───── Supplied material

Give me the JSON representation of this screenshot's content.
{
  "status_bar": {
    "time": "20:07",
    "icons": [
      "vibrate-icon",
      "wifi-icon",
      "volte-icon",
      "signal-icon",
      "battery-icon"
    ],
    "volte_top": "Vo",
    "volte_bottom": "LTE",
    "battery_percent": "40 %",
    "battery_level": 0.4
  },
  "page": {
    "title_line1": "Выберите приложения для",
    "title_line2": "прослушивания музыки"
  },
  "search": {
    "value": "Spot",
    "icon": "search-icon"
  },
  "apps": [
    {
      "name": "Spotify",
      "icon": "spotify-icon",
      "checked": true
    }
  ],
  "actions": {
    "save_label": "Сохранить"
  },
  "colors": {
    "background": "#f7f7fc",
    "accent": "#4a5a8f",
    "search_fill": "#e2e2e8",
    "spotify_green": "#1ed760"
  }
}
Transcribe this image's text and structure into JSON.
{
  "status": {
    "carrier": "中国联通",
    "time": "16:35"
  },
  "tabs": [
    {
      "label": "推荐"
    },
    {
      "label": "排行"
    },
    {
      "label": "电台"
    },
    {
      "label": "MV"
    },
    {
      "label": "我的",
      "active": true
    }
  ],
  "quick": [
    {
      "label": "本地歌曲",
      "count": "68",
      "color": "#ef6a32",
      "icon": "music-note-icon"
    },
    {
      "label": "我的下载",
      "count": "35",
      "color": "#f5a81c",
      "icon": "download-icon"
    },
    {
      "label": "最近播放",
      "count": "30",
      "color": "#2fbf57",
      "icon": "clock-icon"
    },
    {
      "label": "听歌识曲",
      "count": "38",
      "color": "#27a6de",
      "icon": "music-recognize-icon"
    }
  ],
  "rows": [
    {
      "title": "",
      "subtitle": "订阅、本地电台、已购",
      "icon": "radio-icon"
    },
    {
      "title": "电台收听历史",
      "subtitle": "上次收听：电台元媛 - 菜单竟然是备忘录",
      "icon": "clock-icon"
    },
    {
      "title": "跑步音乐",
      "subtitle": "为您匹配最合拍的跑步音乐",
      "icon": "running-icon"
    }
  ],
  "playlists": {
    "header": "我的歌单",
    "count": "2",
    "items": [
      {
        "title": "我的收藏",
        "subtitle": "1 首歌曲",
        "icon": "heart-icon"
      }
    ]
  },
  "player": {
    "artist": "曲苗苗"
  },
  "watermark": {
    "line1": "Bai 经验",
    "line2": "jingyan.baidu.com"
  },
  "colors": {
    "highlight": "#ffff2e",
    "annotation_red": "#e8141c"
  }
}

──────────

Your task is to repeat every entry exactly.

Give me the JSON representation of this screenshot's content.
{
  "status_bar": {
    "time": "20:07",
    "icons": [
      "vibrate-icon",
      "wifi-icon",
      "volte-icon",
      "signal-icon",
      "battery-icon"
    ],
    "volte_top": "Vo",
    "volte_bottom": "LTE",
    "battery_percent": "40 %",
    "battery_level": 0.4
  },
  "page": {
    "title_line1": "Выберите приложения для",
    "title_line2": "прослушивания музыки"
  },
  "search": {
    "value": "Spot",
    "icon": "search-icon"
  },
  "apps": [
    {
      "name": "Spotify",
      "icon": "spotify-icon",
      "checked": true
    }
  ],
  "actions": {
    "save_label": "Сохранить"
  },
  "colors": {
    "background": "#f7f7fc",
    "accent": "#4a5a8f",
    "search_fill": "#e2e2e8",
    "spotify_green": "#1ed760"
  }
}
Transcribe this image's text and structure into JSON.
{
  "status": {
    "carrier": "中国联通",
    "time": "16:35"
  },
  "tabs": [
    {
      "label": "推荐"
    },
    {
      "label": "排行"
    },
    {
      "label": "电台"
    },
    {
      "label": "MV"
    },
    {
      "label": "我的",
      "active": true
    }
  ],
  "quick": [
    {
      "label": "本地歌曲",
      "count": "68",
      "color": "#ef6a32",
      "icon": "music-note-icon"
    },
    {
      "label": "我的下载",
      "count": "35",
      "color": "#f5a81c",
      "icon": "download-icon"
    },
    {
      "label": "最近播放",
      "count": "30",
      "color": "#2fbf57",
      "icon": "clock-icon"
    },
    {
      "label": "听歌识曲",
      "count": "38",
      "color": "#27a6de",
      "icon": "music-recognize-icon"
    }
  ],
  "rows": [
    {
      "title": "",
      "subtitle": "订阅、本地电台、已购",
      "icon": "radio-icon"
    },
    {
      "title": "电台收听历史",
      "subtitle": "上次收听：电台元媛 - 菜单竟然是备忘录",
      "icon": "clock-icon"
    },
    {
      "title": "跑步音乐",
      "subtitle": "为您匹配最合拍的跑步音乐",
      "icon": "running-icon"
    }
  ],
  "playlists": {
    "header": "我的歌单",
    "count": "2",
    "items": [
      {
        "title": "我的收藏",
        "subtitle": "1 首歌曲",
        "icon": "heart-icon"
      }
    ]
  },
  "player": {
    "artist": "曲苗苗"
  },
  "watermark": {
    "line1": "Bai 经验",
    "line2": "jingyan.baidu.com"
  },
  "colors": {
    "highlight": "#ffff2e",
    "annotation_red": "#e8141c"
  }
}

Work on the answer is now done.